(Dataset excerpt)
□ □ □ □
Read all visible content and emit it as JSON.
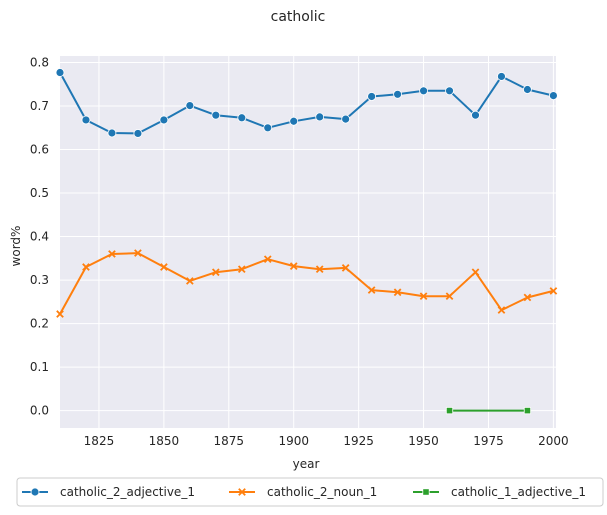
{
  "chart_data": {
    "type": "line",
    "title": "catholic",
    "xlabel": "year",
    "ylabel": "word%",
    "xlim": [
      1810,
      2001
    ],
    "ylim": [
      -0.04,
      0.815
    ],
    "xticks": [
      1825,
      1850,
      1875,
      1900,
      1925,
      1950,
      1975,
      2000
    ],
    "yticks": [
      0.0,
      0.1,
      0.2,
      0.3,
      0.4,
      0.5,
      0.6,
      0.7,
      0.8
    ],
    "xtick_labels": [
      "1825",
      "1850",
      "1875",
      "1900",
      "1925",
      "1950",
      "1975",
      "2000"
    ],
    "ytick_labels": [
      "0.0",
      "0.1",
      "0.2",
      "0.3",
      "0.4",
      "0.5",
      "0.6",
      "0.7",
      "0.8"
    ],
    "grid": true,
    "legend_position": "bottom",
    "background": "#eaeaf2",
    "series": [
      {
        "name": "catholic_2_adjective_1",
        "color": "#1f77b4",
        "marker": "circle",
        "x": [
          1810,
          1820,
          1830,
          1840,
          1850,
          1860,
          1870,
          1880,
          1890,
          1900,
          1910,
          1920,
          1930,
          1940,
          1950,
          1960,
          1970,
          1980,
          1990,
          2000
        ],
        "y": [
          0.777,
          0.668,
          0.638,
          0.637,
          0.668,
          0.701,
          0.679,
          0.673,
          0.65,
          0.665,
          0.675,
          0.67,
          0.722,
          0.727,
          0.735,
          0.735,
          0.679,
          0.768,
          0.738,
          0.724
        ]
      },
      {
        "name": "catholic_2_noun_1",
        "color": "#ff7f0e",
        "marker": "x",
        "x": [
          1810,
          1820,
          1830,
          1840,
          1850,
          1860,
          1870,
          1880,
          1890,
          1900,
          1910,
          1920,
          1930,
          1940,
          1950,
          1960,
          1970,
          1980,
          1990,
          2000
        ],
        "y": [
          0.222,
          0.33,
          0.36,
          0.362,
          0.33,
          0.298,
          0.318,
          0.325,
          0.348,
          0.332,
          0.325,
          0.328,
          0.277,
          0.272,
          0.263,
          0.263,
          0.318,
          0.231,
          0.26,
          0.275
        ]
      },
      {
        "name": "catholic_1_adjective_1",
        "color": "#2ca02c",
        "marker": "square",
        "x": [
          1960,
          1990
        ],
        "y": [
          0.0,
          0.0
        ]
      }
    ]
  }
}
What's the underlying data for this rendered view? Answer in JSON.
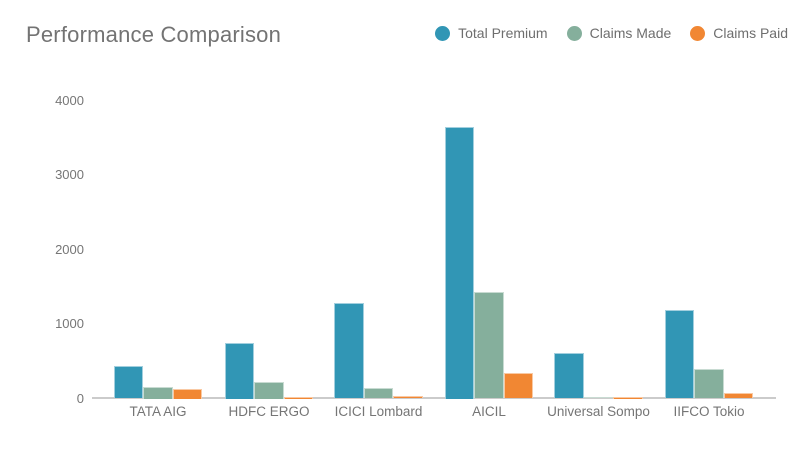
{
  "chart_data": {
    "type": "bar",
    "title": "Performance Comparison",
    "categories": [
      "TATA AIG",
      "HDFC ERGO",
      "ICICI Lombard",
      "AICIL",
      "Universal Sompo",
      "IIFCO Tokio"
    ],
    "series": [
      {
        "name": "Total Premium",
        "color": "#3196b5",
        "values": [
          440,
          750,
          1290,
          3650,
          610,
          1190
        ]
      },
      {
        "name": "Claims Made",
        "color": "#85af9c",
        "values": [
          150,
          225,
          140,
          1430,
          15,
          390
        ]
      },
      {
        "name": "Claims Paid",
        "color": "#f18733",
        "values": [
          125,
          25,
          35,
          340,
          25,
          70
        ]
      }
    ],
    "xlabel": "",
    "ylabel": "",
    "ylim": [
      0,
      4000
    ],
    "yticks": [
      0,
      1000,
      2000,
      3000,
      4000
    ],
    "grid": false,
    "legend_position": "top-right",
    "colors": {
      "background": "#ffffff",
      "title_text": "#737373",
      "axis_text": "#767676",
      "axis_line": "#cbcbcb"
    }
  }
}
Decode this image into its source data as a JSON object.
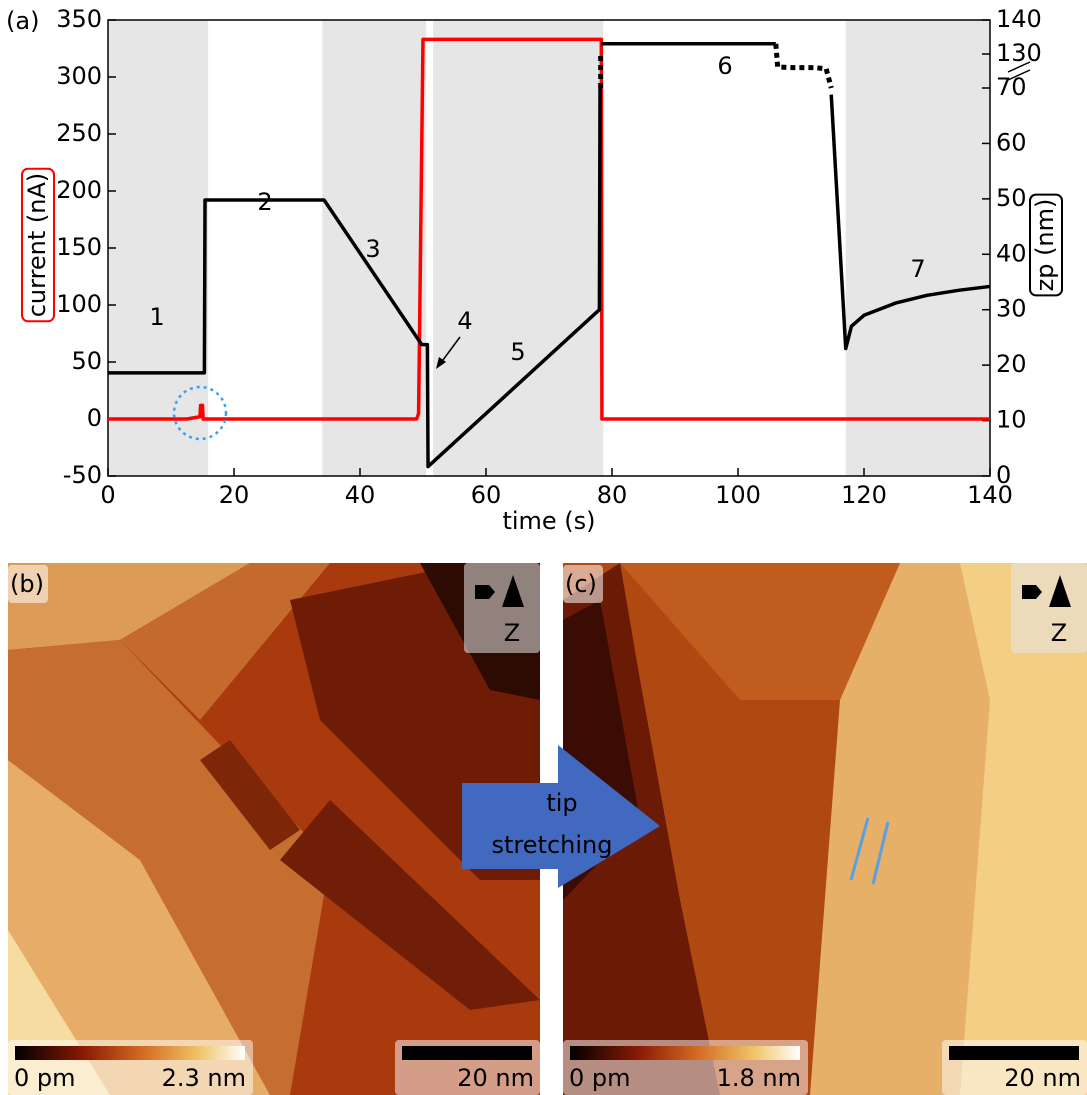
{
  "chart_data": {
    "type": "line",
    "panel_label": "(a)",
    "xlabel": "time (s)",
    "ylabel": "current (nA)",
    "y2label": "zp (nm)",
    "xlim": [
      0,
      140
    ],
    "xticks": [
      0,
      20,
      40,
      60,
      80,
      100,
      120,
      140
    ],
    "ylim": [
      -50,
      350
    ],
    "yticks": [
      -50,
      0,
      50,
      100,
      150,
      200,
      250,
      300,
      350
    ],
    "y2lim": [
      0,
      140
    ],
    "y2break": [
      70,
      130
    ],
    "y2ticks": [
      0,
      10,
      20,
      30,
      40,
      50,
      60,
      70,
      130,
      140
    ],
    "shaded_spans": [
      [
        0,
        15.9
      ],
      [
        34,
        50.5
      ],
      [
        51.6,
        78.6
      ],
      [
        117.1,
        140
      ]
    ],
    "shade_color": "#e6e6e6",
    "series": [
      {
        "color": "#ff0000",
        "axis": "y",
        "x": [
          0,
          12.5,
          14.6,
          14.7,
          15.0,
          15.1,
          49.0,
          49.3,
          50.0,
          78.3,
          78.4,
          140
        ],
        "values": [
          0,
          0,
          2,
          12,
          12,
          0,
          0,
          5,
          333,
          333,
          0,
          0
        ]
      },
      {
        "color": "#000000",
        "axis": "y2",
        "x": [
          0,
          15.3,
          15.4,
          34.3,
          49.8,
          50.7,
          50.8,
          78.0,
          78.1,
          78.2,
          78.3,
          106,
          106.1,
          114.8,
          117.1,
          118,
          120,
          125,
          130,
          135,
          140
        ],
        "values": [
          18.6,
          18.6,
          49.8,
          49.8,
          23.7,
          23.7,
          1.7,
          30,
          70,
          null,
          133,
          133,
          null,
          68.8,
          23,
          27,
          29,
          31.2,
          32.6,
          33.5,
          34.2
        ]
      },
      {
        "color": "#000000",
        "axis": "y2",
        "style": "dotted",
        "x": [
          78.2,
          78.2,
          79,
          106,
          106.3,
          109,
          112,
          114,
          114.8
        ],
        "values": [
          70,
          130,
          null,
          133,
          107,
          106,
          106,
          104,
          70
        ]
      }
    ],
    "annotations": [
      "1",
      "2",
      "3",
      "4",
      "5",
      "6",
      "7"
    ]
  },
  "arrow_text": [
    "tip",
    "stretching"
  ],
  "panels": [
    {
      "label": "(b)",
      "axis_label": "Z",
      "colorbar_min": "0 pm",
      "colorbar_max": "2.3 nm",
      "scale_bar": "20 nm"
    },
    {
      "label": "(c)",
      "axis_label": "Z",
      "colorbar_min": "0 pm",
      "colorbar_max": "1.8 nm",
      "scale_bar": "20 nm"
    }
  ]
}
□ □ □ □
- THE REQUEST -
Repeat the entries exactly. Pictures are excluded from the copy.

- RESPONSE -
Read all visible content and emit it as JSON.
{
  "chart_data": {
    "type": "line",
    "title": "catholic",
    "xlabel": "year",
    "ylabel": "word%",
    "xlim": [
      1810,
      2001
    ],
    "ylim": [
      -0.04,
      0.815
    ],
    "xticks": [
      1825,
      1850,
      1875,
      1900,
      1925,
      1950,
      1975,
      2000
    ],
    "yticks": [
      0.0,
      0.1,
      0.2,
      0.3,
      0.4,
      0.5,
      0.6,
      0.7,
      0.8
    ],
    "xtick_labels": [
      "1825",
      "1850",
      "1875",
      "1900",
      "1925",
      "1950",
      "1975",
      "2000"
    ],
    "ytick_labels": [
      "0.0",
      "0.1",
      "0.2",
      "0.3",
      "0.4",
      "0.5",
      "0.6",
      "0.7",
      "0.8"
    ],
    "grid": true,
    "legend_position": "bottom",
    "background": "#eaeaf2",
    "series": [
      {
        "name": "catholic_2_adjective_1",
        "color": "#1f77b4",
        "marker": "circle",
        "x": [
          1810,
          1820,
          1830,
          1840,
          1850,
          1860,
          1870,
          1880,
          1890,
          1900,
          1910,
          1920,
          1930,
          1940,
          1950,
          1960,
          1970,
          1980,
          1990,
          2000
        ],
        "y": [
          0.777,
          0.668,
          0.638,
          0.637,
          0.668,
          0.701,
          0.679,
          0.673,
          0.65,
          0.665,
          0.675,
          0.67,
          0.722,
          0.727,
          0.735,
          0.735,
          0.679,
          0.768,
          0.738,
          0.724
        ]
      },
      {
        "name": "catholic_2_noun_1",
        "color": "#ff7f0e",
        "marker": "x",
        "x": [
          1810,
          1820,
          1830,
          1840,
          1850,
          1860,
          1870,
          1880,
          1890,
          1900,
          1910,
          1920,
          1930,
          1940,
          1950,
          1960,
          1970,
          1980,
          1990,
          2000
        ],
        "y": [
          0.222,
          0.33,
          0.36,
          0.362,
          0.33,
          0.298,
          0.318,
          0.325,
          0.348,
          0.332,
          0.325,
          0.328,
          0.277,
          0.272,
          0.263,
          0.263,
          0.318,
          0.231,
          0.26,
          0.275
        ]
      },
      {
        "name": "catholic_1_adjective_1",
        "color": "#2ca02c",
        "marker": "square",
        "x": [
          1960,
          1990
        ],
        "y": [
          0.0,
          0.0
        ]
      }
    ]
  }
}
What's the underlying data for this rendered view? Answer in JSON.
{
  "chart_data": {
    "type": "bar",
    "title": "Performance Comparison",
    "categories": [
      "TATA AIG",
      "HDFC ERGO",
      "ICICI Lombard",
      "AICIL",
      "Universal Sompo",
      "IIFCO Tokio"
    ],
    "series": [
      {
        "name": "Total Premium",
        "color": "#3196b5",
        "values": [
          440,
          750,
          1290,
          3650,
          610,
          1190
        ]
      },
      {
        "name": "Claims Made",
        "color": "#85af9c",
        "values": [
          150,
          225,
          140,
          1430,
          15,
          390
        ]
      },
      {
        "name": "Claims Paid",
        "color": "#f18733",
        "values": [
          125,
          25,
          35,
          340,
          25,
          70
        ]
      }
    ],
    "xlabel": "",
    "ylabel": "",
    "ylim": [
      0,
      4000
    ],
    "yticks": [
      0,
      1000,
      2000,
      3000,
      4000
    ],
    "grid": false,
    "legend_position": "top-right",
    "colors": {
      "background": "#ffffff",
      "title_text": "#737373",
      "axis_text": "#767676",
      "axis_line": "#cbcbcb"
    }
  }
}
Decode this image into its source data as a JSON object.
{
  "chart_data": {
    "type": "line",
    "panel_label": "(a)",
    "xlabel": "time (s)",
    "ylabel": "current (nA)",
    "y2label": "zp (nm)",
    "xlim": [
      0,
      140
    ],
    "xticks": [
      0,
      20,
      40,
      60,
      80,
      100,
      120,
      140
    ],
    "ylim": [
      -50,
      350
    ],
    "yticks": [
      -50,
      0,
      50,
      100,
      150,
      200,
      250,
      300,
      350
    ],
    "y2lim": [
      0,
      140
    ],
    "y2break": [
      70,
      130
    ],
    "y2ticks": [
      0,
      10,
      20,
      30,
      40,
      50,
      60,
      70,
      130,
      140
    ],
    "shaded_spans": [
      [
        0,
        15.9
      ],
      [
        34,
        50.5
      ],
      [
        51.6,
        78.6
      ],
      [
        117.1,
        140
      ]
    ],
    "shade_color": "#e6e6e6",
    "series": [
      {
        "color": "#ff0000",
        "axis": "y",
        "x": [
          0,
          12.5,
          14.6,
          14.7,
          15.0,
          15.1,
          49.0,
          49.3,
          50.0,
          78.3,
          78.4,
          140
        ],
        "values": [
          0,
          0,
          2,
          12,
          12,
          0,
          0,
          5,
          333,
          333,
          0,
          0
        ]
      },
      {
        "color": "#000000",
        "axis": "y2",
        "x": [
          0,
          15.3,
          15.4,
          34.3,
          49.8,
          50.7,
          50.8,
          78.0,
          78.1,
          78.2,
          78.3,
          106,
          106.1,
          114.8,
          117.1,
          118,
          120,
          125,
          130,
          135,
          140
        ],
        "values": [
          18.6,
          18.6,
          49.8,
          49.8,
          23.7,
          23.7,
          1.7,
          30,
          70,
          null,
          133,
          133,
          null,
          68.8,
          23,
          27,
          29,
          31.2,
          32.6,
          33.5,
          34.2
        ]
      },
      {
        "color": "#000000",
        "axis": "y2",
        "style": "dotted",
        "x": [
          78.2,
          78.2,
          79,
          106,
          106.3,
          109,
          112,
          114,
          114.8
        ],
        "values": [
          70,
          130,
          null,
          133,
          107,
          106,
          106,
          104,
          70
        ]
      }
    ],
    "annotations": [
      "1",
      "2",
      "3",
      "4",
      "5",
      "6",
      "7"
    ]
  },
  "arrow_text": [
    "tip",
    "stretching"
  ],
  "panels": [
    {
      "label": "(b)",
      "axis_label": "Z",
      "colorbar_min": "0 pm",
      "colorbar_max": "2.3 nm",
      "scale_bar": "20 nm"
    },
    {
      "label": "(c)",
      "axis_label": "Z",
      "colorbar_min": "0 pm",
      "colorbar_max": "1.8 nm",
      "scale_bar": "20 nm"
    }
  ]
}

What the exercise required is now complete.